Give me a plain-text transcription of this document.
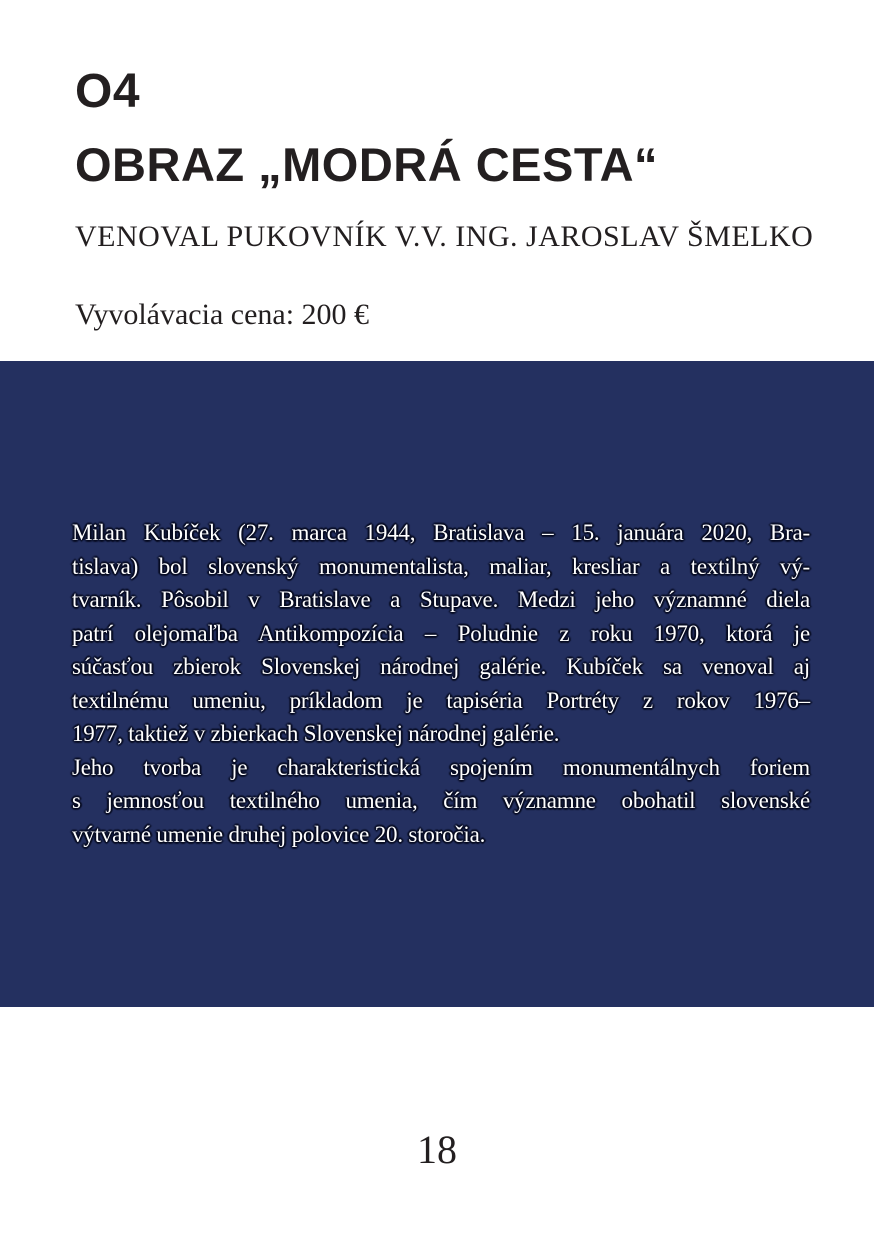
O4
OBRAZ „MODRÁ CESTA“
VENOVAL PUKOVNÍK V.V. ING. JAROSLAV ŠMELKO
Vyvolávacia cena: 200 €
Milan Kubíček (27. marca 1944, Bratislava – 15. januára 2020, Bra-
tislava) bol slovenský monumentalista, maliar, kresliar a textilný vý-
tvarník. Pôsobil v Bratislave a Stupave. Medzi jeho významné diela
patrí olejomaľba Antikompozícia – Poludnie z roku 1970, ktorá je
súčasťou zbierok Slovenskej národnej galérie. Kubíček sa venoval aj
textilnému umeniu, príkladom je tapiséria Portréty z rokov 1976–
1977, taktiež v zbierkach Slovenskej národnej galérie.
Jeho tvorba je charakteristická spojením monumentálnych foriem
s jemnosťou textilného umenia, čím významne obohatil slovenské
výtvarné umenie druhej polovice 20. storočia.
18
====
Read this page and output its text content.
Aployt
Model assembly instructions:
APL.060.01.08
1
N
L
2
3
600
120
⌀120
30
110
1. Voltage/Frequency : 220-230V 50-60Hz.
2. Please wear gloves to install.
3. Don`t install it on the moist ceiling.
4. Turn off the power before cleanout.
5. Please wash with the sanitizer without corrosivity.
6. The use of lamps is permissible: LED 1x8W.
====
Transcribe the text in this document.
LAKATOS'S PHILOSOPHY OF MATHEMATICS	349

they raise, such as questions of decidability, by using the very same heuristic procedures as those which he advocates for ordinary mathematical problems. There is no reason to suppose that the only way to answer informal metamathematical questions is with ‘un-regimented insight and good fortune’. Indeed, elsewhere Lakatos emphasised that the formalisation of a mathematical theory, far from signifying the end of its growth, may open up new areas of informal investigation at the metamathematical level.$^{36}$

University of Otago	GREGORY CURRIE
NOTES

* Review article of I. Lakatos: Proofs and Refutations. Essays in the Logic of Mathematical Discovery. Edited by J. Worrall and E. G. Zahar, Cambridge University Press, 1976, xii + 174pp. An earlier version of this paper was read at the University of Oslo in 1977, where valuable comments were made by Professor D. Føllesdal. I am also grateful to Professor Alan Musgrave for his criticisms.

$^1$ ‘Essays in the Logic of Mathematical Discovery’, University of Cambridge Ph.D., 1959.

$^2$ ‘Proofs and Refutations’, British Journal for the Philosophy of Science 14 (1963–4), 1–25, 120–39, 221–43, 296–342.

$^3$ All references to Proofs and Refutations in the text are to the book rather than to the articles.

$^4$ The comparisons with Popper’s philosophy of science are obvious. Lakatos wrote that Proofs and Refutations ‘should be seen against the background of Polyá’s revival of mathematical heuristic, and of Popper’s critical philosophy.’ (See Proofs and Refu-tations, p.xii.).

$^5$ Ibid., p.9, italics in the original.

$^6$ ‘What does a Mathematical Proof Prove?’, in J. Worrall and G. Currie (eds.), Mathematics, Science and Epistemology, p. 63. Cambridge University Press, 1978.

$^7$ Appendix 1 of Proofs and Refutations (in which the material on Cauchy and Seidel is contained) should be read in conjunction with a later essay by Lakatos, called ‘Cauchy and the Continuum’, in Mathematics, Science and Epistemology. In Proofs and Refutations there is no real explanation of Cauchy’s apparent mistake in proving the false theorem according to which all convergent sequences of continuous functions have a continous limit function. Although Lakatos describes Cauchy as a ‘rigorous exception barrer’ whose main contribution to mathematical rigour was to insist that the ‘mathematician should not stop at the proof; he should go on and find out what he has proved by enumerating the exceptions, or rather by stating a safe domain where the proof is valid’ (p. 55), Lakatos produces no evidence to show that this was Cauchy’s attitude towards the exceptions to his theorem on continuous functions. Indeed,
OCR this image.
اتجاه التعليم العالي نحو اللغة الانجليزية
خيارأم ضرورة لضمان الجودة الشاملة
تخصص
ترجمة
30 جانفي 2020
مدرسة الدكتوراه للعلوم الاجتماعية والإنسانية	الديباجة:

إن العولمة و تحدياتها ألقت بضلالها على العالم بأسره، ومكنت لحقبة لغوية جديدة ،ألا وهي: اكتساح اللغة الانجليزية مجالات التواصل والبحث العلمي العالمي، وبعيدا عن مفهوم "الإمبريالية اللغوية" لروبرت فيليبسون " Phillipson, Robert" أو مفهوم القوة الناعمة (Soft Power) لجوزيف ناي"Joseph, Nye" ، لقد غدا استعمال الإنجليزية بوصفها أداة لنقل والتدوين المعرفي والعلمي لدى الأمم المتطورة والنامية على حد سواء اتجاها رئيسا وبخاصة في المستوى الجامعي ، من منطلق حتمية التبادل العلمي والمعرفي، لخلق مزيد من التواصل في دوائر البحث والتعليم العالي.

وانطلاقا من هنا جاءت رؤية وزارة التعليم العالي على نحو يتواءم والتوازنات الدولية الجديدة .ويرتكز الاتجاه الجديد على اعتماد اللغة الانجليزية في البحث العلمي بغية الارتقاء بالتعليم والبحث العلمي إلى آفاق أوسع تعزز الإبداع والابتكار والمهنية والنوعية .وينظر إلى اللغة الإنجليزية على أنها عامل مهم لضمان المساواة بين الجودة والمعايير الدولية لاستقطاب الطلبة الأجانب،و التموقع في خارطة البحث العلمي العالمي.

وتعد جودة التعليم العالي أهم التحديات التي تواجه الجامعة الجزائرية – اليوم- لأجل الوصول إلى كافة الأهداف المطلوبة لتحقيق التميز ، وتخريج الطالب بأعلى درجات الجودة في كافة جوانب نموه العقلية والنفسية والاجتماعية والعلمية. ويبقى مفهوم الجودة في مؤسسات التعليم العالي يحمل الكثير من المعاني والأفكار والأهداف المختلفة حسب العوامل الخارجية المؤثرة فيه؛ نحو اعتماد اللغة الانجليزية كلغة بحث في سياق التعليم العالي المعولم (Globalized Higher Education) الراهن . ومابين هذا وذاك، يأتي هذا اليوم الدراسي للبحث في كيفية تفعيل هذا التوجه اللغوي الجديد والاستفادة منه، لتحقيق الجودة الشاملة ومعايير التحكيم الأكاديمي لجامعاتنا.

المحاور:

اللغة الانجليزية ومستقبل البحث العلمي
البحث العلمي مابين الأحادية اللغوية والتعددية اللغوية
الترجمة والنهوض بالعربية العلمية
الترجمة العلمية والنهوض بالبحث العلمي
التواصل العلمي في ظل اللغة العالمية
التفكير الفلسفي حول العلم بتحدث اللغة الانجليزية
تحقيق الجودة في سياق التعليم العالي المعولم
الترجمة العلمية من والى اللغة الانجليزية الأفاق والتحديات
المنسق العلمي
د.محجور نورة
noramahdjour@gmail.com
====
## GIVEN TASK
Collect each line holding the string "národnej".

## OUTPUT OF THE TASK
súčasťou zbierok Slovenskej národnej galérie. Kubíček sa venoval aj
1977, taktiež v zbierkach Slovenskej národnej galérie.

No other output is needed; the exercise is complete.